### OBJETIVO DEL EJERCICIO
Copia completo y sin ningún cambio el fragmento sobre la religión, la libertad y el laicismo.

Pero la izquierda de todo el mundo, con la excepción de algunas corrientes relativamente recientes y demasiado atentas al “retorno de lo religioso”, hizo suya esa tradición.

Puede aceptarse que a la definición de Marx de que la religión es “el opio de los pueblos” le ha salido un competidor, el nacionalismo; pero eso no quiere decir que haya perdido vigencia su idea de que la libertad no es asunto de creyentes (¡de ningún tipo por cierto!), sino de individuos que más bien descreen, se interrogan y dudan.

A pesar de las continuas “recaídas” en lo religioso que suele provocar el desasosiego que produce al individuo secularizado la ausencia de Dios y su estar solo-en-el-mundo, nuestro optimismo ilustrado nos juega malas pasadas y nos empuja a pensar que siempre habrá final feliz y que el laicismo ganará la partida.

### LISTADO DE DATOS

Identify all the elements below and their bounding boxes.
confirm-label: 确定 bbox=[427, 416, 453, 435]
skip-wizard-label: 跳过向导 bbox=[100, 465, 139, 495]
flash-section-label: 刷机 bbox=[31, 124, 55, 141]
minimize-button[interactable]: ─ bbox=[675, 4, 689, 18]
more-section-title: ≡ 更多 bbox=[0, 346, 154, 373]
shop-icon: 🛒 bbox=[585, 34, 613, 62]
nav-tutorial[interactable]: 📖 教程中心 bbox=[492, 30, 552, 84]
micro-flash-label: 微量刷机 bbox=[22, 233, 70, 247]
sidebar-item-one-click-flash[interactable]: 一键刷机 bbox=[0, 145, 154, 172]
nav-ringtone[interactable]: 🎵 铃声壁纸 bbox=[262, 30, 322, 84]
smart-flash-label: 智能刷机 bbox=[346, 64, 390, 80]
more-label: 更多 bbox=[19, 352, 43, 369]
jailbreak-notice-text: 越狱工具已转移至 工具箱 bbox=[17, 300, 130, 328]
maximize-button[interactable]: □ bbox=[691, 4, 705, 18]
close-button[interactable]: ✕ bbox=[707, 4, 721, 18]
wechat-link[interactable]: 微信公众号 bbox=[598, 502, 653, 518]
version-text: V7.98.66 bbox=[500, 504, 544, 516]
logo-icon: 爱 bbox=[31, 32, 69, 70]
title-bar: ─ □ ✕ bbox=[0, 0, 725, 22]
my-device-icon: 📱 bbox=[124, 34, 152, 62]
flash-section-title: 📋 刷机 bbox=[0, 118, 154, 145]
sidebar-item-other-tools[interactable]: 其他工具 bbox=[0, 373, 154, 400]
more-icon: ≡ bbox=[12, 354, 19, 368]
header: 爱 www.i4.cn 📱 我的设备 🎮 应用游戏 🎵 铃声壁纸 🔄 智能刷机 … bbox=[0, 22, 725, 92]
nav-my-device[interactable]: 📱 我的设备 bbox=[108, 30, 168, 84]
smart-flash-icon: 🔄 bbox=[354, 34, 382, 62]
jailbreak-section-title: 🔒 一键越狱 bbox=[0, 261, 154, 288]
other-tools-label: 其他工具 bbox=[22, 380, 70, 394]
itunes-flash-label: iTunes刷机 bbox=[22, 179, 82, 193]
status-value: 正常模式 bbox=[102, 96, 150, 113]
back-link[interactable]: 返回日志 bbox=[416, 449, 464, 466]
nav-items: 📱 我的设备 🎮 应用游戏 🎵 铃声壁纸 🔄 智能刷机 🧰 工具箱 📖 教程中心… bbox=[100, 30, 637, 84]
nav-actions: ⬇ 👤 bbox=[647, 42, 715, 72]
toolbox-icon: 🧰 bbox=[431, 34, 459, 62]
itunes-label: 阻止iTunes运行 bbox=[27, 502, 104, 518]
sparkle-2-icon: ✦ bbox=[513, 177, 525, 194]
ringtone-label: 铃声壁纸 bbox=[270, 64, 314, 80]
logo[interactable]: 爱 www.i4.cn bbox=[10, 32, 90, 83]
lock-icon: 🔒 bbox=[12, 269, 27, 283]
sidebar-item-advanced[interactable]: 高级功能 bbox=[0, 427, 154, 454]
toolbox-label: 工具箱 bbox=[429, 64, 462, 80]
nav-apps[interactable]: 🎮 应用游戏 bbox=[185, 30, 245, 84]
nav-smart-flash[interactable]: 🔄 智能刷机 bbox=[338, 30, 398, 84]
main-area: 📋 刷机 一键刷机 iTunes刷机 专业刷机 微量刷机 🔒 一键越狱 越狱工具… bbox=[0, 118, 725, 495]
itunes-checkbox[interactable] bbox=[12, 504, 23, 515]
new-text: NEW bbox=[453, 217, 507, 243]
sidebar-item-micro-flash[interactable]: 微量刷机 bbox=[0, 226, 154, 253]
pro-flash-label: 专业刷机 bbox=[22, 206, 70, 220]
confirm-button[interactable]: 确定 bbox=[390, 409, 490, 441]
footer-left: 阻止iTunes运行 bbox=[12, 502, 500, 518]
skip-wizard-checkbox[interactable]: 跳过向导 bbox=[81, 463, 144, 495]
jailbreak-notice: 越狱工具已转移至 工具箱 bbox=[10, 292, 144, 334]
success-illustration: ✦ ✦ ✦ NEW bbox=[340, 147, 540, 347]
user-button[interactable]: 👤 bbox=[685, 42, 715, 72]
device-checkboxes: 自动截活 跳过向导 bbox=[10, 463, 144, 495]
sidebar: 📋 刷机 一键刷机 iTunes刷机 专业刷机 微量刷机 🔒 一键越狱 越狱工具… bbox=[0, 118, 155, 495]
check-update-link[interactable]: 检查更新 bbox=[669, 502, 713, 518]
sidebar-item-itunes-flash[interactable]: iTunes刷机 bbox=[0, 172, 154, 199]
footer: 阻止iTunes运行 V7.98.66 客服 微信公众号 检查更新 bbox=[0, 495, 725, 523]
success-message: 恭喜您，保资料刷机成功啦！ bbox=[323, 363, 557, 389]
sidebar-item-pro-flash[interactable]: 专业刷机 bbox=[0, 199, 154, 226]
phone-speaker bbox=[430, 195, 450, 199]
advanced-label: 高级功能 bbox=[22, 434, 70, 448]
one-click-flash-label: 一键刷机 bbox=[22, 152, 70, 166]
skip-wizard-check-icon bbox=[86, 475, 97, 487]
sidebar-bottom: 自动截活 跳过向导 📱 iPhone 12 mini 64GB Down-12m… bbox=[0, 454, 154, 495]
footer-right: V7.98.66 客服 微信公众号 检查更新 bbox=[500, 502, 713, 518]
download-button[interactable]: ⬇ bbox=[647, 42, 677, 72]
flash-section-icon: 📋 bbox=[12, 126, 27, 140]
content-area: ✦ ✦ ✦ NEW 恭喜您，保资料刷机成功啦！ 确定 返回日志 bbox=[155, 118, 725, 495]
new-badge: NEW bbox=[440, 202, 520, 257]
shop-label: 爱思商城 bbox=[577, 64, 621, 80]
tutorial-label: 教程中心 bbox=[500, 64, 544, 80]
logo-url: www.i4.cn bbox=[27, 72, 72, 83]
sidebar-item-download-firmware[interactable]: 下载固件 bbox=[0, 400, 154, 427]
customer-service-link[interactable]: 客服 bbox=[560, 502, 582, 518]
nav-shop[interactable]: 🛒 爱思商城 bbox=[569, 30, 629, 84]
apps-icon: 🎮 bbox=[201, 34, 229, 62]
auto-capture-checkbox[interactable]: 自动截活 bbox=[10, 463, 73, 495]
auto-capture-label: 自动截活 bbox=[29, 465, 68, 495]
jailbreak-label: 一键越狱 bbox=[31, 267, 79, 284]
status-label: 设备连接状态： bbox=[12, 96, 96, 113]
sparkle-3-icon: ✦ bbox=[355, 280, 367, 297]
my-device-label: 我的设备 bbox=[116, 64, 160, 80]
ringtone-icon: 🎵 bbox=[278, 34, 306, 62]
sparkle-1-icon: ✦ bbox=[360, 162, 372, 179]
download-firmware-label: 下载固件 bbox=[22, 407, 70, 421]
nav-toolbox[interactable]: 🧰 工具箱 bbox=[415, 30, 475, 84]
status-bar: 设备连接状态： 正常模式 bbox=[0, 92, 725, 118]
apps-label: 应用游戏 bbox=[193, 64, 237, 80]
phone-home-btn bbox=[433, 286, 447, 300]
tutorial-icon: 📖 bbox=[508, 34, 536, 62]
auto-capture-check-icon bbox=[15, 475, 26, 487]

### RESULTADO DEL EJERCICIO
Pero la izquierda de todo el mundo, con la excepción de algunas corrientes relativamente recientes y demasiado atentas al “retorno de lo religioso”, hizo suya esa tradición.

Puede aceptarse que a la definición de Marx de que la religión es “el opio de los pueblos” le ha salido un competidor, el nacionalismo; pero eso no quiere decir que haya perdido vigencia su idea de que la libertad no es asunto de creyentes (¡de ningún tipo por cierto!), sino de individuos que más bien descreen, se interrogan y dudan.

A pesar de las continuas “recaídas” en lo religioso que suele provocar el desasosiego que produce al individuo secularizado la ausencia de Dios y su estar solo-en-el-mundo, nuestro optimismo ilustrado nos juega malas pasadas y nos empuja a pensar que siempre habrá final feliz y que el laicismo ganará la partida.